Separate out the lines that hold "TOTAL".

· · · ·

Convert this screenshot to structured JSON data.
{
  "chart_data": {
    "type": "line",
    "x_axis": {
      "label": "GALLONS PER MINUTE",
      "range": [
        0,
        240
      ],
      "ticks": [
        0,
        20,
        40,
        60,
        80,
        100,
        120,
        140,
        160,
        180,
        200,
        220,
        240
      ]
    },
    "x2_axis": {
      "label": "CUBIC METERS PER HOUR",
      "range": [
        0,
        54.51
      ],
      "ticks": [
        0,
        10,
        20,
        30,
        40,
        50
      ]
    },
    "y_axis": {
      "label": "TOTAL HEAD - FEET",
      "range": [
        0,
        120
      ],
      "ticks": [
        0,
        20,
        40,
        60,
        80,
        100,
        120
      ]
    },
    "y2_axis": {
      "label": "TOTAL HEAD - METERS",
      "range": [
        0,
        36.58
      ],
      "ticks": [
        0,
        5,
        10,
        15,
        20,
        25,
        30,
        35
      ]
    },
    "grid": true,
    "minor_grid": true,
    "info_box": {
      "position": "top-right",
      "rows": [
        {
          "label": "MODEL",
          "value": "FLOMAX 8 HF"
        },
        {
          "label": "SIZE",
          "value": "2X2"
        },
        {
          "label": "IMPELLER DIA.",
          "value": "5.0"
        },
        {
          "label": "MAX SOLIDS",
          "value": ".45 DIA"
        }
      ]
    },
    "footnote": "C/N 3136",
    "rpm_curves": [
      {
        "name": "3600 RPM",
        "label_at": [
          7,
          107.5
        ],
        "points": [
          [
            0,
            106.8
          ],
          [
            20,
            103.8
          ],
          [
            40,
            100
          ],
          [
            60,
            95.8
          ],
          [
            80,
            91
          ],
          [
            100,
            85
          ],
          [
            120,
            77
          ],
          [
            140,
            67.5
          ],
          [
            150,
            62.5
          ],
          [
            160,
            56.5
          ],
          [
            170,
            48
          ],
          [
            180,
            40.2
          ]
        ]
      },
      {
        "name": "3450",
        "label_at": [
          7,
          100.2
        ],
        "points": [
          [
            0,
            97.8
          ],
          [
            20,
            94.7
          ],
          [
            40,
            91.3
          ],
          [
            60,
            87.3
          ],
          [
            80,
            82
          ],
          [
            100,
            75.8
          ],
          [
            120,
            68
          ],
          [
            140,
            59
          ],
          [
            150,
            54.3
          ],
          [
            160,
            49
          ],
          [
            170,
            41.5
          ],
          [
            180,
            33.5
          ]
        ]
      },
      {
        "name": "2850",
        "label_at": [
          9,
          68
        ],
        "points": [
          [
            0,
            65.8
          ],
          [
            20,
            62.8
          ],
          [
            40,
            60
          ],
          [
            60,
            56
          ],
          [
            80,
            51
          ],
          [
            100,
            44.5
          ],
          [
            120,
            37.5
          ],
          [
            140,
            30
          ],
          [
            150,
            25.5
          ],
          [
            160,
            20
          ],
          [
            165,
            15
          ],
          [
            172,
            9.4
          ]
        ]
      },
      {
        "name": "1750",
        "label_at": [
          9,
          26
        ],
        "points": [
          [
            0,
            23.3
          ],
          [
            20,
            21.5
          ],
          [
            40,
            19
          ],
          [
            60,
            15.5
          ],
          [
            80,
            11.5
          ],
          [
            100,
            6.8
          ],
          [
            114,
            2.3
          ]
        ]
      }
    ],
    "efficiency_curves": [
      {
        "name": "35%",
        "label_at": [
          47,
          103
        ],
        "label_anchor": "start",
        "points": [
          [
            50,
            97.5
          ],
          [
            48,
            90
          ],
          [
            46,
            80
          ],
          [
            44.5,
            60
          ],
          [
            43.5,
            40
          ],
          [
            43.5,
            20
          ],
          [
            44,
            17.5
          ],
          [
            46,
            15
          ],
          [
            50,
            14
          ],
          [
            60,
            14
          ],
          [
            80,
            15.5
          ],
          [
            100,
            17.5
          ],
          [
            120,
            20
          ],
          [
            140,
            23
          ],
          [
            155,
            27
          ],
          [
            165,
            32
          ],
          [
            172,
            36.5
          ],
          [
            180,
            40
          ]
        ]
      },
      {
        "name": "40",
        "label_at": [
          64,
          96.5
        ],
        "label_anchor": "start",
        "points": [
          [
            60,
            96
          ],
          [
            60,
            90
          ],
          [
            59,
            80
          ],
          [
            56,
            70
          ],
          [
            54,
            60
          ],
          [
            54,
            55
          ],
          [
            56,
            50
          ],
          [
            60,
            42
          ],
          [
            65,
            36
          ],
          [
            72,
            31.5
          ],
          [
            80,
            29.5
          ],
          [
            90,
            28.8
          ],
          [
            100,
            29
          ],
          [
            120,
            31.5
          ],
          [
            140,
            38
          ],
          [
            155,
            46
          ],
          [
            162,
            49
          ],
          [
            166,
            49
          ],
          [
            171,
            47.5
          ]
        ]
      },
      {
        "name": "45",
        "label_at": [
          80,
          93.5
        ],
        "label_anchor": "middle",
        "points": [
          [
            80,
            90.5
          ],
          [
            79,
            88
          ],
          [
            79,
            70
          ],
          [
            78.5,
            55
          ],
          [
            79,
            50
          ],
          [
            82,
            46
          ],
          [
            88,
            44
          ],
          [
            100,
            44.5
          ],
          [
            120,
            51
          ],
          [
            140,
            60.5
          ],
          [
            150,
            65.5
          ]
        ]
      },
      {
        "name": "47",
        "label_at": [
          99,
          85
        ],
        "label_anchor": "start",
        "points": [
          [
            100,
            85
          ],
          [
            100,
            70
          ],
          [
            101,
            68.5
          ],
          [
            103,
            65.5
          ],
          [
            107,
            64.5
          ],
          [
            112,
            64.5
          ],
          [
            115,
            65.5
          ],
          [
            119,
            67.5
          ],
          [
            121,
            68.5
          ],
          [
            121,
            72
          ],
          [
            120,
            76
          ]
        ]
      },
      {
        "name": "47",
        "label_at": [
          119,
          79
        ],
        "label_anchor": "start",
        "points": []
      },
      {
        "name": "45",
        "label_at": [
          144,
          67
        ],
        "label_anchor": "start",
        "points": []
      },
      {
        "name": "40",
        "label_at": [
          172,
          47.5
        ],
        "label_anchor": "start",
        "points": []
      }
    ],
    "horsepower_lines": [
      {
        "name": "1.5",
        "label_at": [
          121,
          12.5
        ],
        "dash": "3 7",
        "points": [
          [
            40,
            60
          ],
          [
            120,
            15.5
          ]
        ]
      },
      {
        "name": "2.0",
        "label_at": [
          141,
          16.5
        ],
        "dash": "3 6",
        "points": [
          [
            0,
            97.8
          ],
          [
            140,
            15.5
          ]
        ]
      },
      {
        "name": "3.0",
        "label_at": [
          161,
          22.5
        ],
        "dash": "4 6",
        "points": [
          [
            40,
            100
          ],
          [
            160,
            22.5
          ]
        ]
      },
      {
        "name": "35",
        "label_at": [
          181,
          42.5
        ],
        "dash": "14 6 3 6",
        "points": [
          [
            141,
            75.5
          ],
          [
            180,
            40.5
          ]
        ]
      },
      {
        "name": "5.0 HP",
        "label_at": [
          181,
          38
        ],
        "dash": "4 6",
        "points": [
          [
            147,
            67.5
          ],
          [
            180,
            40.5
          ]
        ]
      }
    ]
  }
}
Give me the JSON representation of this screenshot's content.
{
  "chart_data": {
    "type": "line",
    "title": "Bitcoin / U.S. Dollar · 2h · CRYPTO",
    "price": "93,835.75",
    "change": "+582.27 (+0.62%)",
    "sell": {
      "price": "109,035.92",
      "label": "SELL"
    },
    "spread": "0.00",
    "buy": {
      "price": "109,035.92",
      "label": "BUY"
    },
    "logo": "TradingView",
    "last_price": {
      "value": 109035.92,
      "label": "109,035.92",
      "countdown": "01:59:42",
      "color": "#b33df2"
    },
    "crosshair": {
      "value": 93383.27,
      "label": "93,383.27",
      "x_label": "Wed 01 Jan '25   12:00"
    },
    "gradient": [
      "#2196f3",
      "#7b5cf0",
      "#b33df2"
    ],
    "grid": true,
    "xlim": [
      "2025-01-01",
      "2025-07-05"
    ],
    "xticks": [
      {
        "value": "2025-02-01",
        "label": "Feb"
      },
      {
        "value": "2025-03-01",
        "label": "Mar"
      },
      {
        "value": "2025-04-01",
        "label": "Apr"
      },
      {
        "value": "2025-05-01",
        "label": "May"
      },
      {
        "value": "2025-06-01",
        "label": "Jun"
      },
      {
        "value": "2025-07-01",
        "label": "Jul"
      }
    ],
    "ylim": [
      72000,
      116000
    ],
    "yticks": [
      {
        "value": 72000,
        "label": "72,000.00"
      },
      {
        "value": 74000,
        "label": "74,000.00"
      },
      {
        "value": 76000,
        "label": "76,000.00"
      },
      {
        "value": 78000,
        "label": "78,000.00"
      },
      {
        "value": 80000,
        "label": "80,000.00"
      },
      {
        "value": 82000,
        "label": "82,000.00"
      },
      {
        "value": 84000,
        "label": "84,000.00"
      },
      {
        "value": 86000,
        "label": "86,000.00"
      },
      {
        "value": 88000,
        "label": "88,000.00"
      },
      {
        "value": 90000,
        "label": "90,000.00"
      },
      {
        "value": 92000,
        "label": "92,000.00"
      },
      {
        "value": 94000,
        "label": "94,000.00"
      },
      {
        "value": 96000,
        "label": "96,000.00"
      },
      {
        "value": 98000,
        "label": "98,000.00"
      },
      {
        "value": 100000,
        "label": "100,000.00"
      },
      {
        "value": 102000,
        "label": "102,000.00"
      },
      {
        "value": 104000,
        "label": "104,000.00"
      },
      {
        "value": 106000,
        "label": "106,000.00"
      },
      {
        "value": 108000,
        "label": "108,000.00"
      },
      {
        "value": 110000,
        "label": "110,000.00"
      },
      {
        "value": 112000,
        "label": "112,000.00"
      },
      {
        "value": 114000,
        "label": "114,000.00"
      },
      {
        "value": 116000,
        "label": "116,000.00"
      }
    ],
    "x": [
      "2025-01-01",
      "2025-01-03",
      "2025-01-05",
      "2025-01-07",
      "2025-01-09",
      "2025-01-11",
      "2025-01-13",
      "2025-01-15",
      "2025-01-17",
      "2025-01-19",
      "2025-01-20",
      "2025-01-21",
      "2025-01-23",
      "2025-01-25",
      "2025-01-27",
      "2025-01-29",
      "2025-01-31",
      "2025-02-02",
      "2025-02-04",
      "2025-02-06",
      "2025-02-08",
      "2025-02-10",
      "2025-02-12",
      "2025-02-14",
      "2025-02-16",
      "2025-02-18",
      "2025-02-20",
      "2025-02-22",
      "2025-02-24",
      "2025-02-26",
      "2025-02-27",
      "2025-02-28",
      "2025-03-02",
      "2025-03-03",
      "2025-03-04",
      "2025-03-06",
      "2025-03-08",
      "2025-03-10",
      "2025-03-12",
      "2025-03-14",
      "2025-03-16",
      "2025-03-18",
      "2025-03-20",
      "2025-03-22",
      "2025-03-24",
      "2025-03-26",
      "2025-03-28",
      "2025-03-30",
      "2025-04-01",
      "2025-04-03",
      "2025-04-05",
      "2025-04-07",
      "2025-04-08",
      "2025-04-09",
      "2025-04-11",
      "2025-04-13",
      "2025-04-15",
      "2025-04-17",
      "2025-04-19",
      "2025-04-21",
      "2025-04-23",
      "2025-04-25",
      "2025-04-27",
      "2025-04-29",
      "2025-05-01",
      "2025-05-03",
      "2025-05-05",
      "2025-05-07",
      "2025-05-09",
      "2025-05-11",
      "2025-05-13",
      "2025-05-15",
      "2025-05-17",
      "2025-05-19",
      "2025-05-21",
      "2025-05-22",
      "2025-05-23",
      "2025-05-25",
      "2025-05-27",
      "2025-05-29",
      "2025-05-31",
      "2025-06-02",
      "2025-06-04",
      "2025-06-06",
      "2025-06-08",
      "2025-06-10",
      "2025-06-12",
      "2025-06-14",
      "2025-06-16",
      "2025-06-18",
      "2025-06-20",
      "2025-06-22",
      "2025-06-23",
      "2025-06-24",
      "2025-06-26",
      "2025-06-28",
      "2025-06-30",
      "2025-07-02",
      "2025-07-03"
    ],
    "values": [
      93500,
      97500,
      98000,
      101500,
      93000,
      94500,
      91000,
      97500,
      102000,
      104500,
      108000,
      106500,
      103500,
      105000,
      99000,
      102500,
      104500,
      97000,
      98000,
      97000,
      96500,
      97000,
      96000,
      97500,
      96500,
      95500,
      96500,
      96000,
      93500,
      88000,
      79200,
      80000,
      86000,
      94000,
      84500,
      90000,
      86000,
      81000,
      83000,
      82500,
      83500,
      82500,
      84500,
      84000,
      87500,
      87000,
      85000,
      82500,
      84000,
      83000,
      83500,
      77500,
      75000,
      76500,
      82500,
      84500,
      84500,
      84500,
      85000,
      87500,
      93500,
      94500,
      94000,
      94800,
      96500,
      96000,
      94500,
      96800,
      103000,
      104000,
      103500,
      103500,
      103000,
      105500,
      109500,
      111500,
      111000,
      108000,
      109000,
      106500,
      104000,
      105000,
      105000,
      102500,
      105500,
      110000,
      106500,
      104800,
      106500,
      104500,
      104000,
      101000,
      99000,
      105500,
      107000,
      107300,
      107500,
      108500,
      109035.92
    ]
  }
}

· · · ·

(FINAL ANSWER)
      "label": "TOTAL HEAD - FEET",
      "label": "TOTAL HEAD - METERS",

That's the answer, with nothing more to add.